_Goal of the exercise:_ Which lines include the word "Correlation"? Copy each of them.
-------- The input
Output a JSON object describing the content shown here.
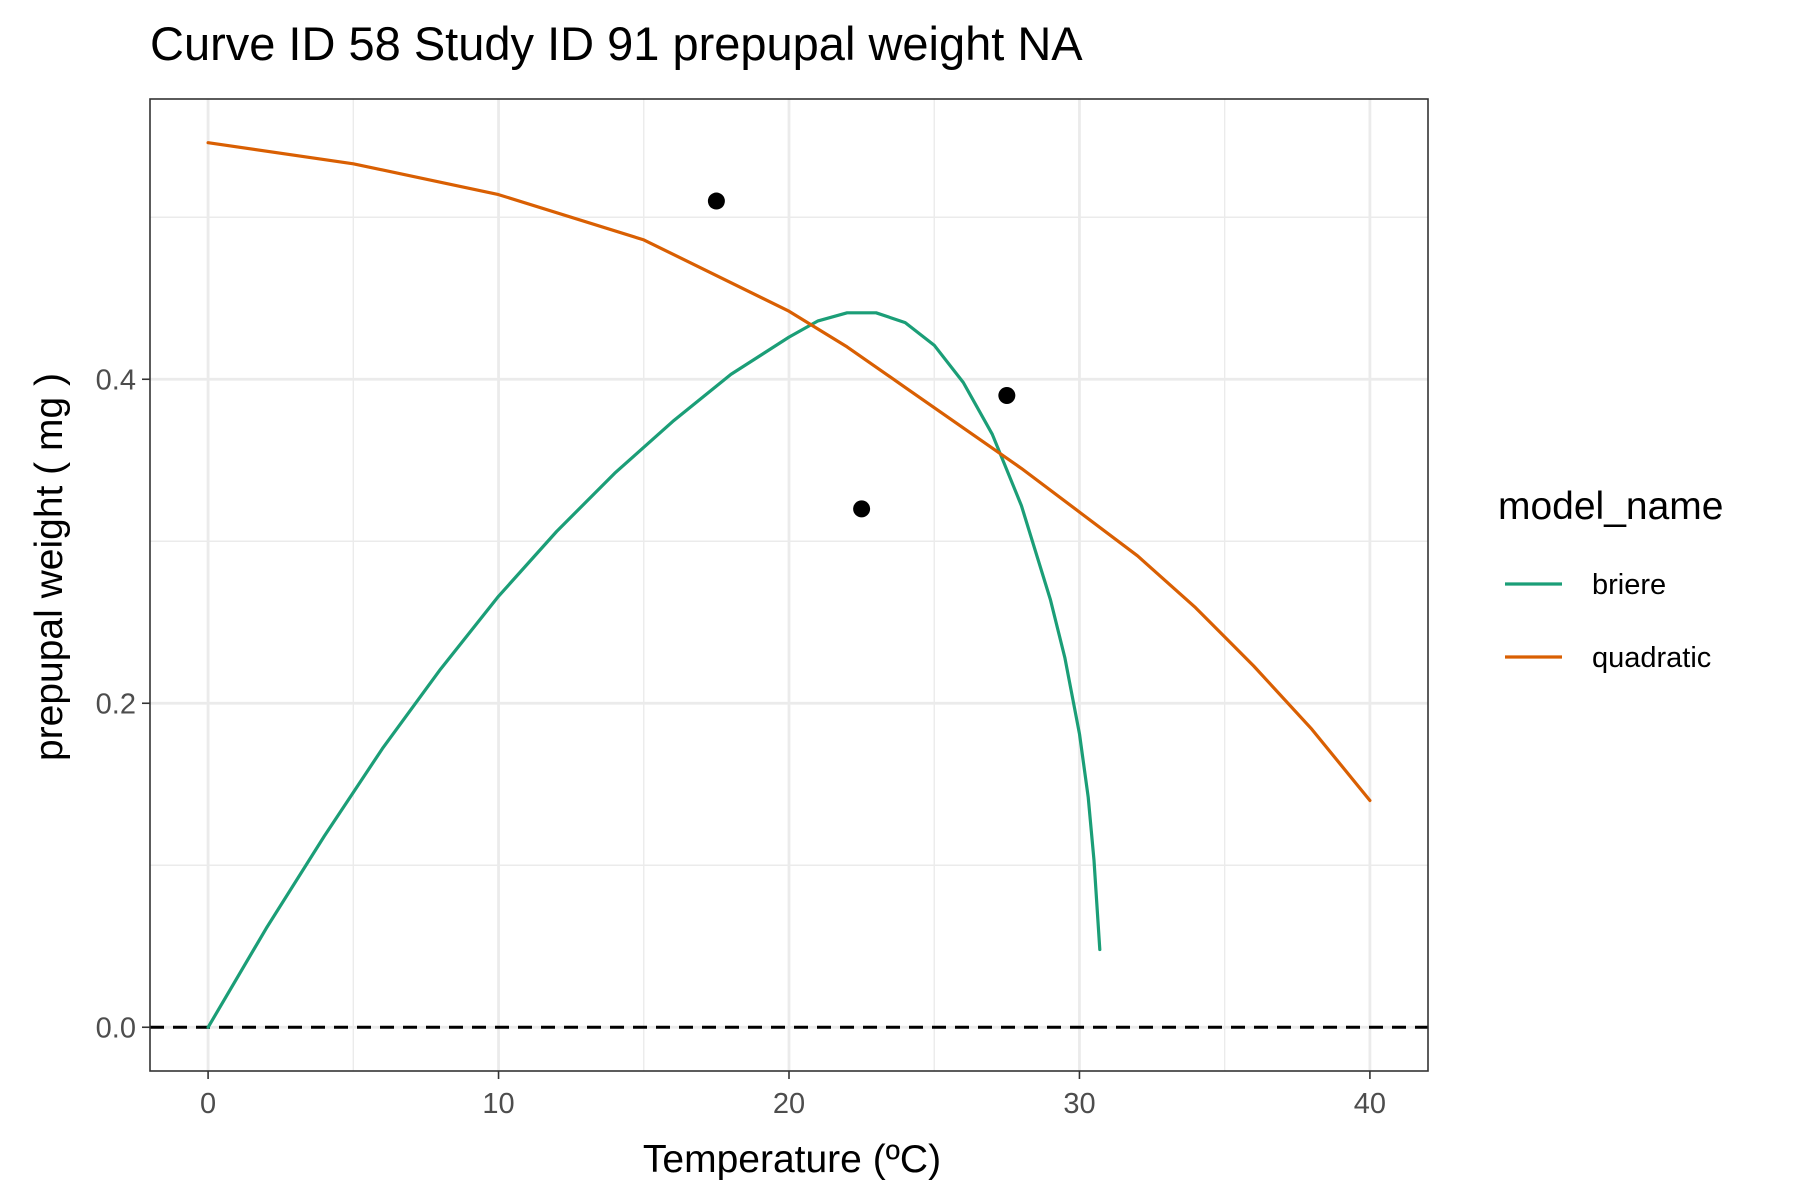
{
  "chart_data": {
    "type": "line",
    "title": "Curve ID 58 Study ID 91 prepupal weight NA",
    "xlabel": "Temperature (ºC)",
    "ylabel": "prepupal weight ( mg )",
    "xlim": [
      -2,
      42
    ],
    "ylim": [
      -0.027,
      0.573
    ],
    "x_ticks": [
      0,
      10,
      20,
      30,
      40
    ],
    "x_tick_labels": [
      "0",
      "10",
      "20",
      "30",
      "40"
    ],
    "y_ticks": [
      0.0,
      0.2,
      0.4
    ],
    "y_tick_labels": [
      "0.0",
      "0.2",
      "0.4"
    ],
    "grid": true,
    "reference_line": {
      "y": 0,
      "style": "dashed",
      "color": "#000000"
    },
    "legend": {
      "title": "model_name",
      "position": "right",
      "entries": [
        {
          "label": "briere",
          "color": "#1b9e77"
        },
        {
          "label": "quadratic",
          "color": "#d95f02"
        }
      ]
    },
    "points": [
      {
        "x": 17.5,
        "y": 0.51
      },
      {
        "x": 22.5,
        "y": 0.32
      },
      {
        "x": 27.5,
        "y": 0.39
      }
    ],
    "series": [
      {
        "name": "briere",
        "color": "#1b9e77",
        "x": [
          0,
          2,
          4,
          6,
          8,
          10,
          12,
          14,
          16,
          18,
          20,
          21,
          22,
          23,
          24,
          25,
          26,
          27,
          28,
          29,
          29.5,
          30,
          30.3,
          30.5,
          30.7
        ],
        "y": [
          0.0,
          0.061,
          0.118,
          0.172,
          0.221,
          0.266,
          0.306,
          0.342,
          0.374,
          0.403,
          0.426,
          0.436,
          0.441,
          0.441,
          0.435,
          0.421,
          0.398,
          0.366,
          0.322,
          0.264,
          0.228,
          0.181,
          0.142,
          0.103,
          0.048
        ]
      },
      {
        "name": "quadratic",
        "color": "#d95f02",
        "x": [
          0,
          5,
          10,
          15,
          20,
          22,
          24,
          26,
          28,
          30,
          32,
          34,
          36,
          38,
          40
        ],
        "y": [
          0.546,
          0.533,
          0.514,
          0.486,
          0.442,
          0.42,
          0.395,
          0.37,
          0.345,
          0.318,
          0.291,
          0.259,
          0.223,
          0.184,
          0.14
        ]
      }
    ]
  }
}
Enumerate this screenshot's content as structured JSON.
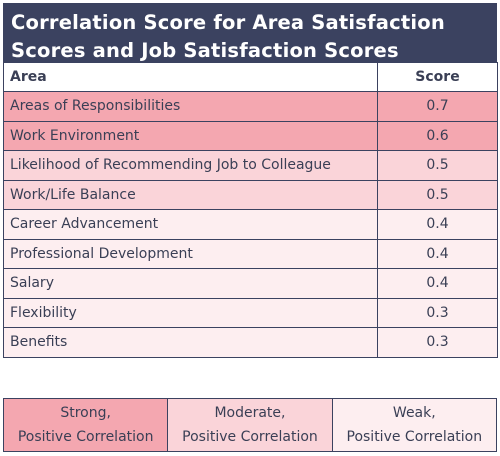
{
  "chart_data": {
    "type": "table",
    "title": "Correlation Score for Area Satisfaction Scores and Job Satisfaction Scores",
    "columns": [
      "Area",
      "Score"
    ],
    "rows": [
      {
        "area": "Areas of Responsibilities",
        "score": "0.7",
        "strength": "strong"
      },
      {
        "area": "Work Environment",
        "score": "0.6",
        "strength": "strong"
      },
      {
        "area": "Likelihood of Recommending Job to Colleague",
        "score": "0.5",
        "strength": "moderate"
      },
      {
        "area": "Work/Life Balance",
        "score": "0.5",
        "strength": "moderate"
      },
      {
        "area": "Career Advancement",
        "score": "0.4",
        "strength": "weak"
      },
      {
        "area": "Professional Development",
        "score": "0.4",
        "strength": "weak"
      },
      {
        "area": "Salary",
        "score": "0.4",
        "strength": "weak"
      },
      {
        "area": "Flexibility",
        "score": "0.3",
        "strength": "weak"
      },
      {
        "area": "Benefits",
        "score": "0.3",
        "strength": "weak"
      }
    ],
    "legend": [
      {
        "key": "strong",
        "label": "Strong, Positive Correlation",
        "color": "#f4a7b0"
      },
      {
        "key": "moderate",
        "label": "Moderate, Positive Correlation",
        "color": "#fad4d9"
      },
      {
        "key": "weak",
        "label": "Weak, Positive Correlation",
        "color": "#fdeef0"
      }
    ]
  },
  "colors": {
    "header": "#3b4260",
    "border": "#3b4260"
  }
}
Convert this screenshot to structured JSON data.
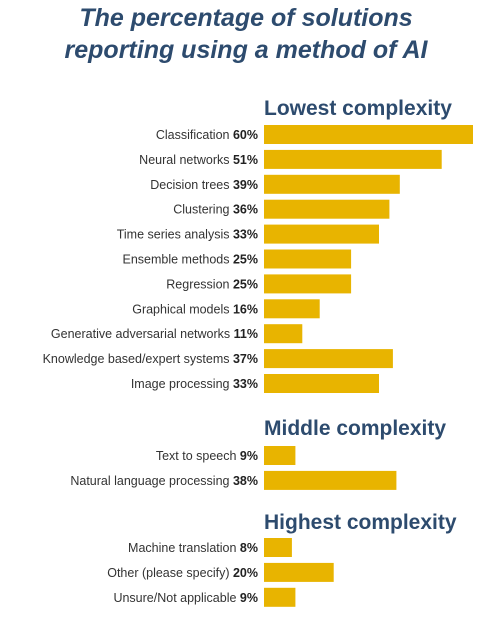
{
  "title": {
    "line1": "The percentage of solutions",
    "line2": "reporting using a method of AI"
  },
  "colors": {
    "bar": "#e8b400",
    "title": "#2d4b6e",
    "group_heading": "#2d4b6e"
  },
  "chart_data": {
    "type": "bar",
    "orientation": "horizontal",
    "title": "The percentage of solutions reporting using a method of AI",
    "xlabel": "",
    "ylabel": "",
    "unit": "%",
    "xlim": [
      0,
      60
    ],
    "grid": false,
    "groups": [
      {
        "name": "Lowest complexity",
        "categories": [
          "Classification",
          "Neural networks",
          "Decision trees",
          "Clustering",
          "Time series analysis",
          "Ensemble methods",
          "Regression",
          "Graphical models",
          "Generative adversarial networks",
          "Knowledge based/expert systems",
          "Image processing"
        ],
        "values": [
          60,
          51,
          39,
          36,
          33,
          25,
          25,
          16,
          11,
          37,
          33
        ]
      },
      {
        "name": "Middle complexity",
        "categories": [
          "Text to speech",
          "Natural language processing"
        ],
        "values": [
          9,
          38
        ]
      },
      {
        "name": "Highest complexity",
        "categories": [
          "Machine translation",
          "Other (please specify)",
          "Unsure/Not applicable"
        ],
        "values": [
          8,
          20,
          9
        ]
      }
    ]
  }
}
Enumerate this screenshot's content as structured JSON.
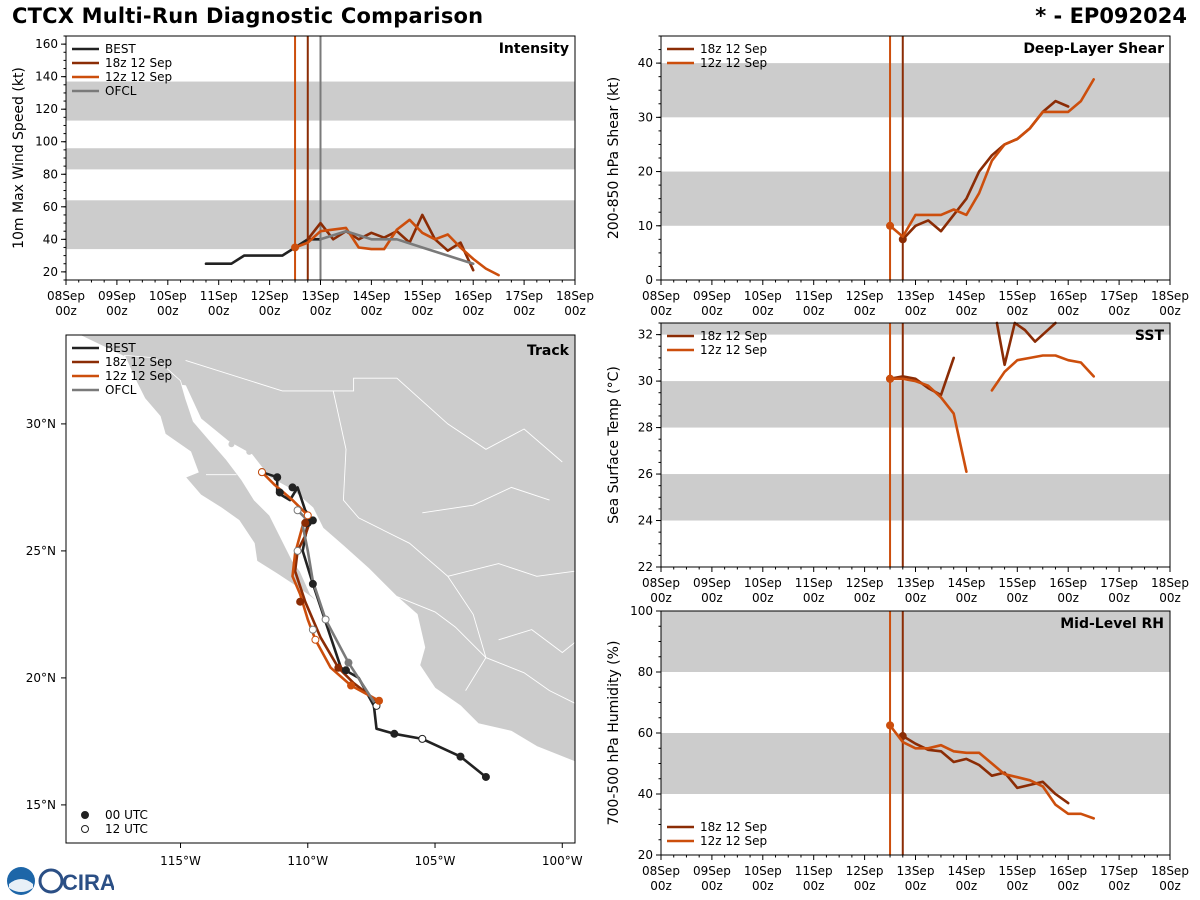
----------------
_Answer:_
    "title": "Correlation Score for Area Satisfaction Scores and Job Satisfaction Scores",
        "label": "Strong, Positive Correlation",
        "label": "Moderate, Positive Correlation",
        "label": "Weak, Positive Correlation",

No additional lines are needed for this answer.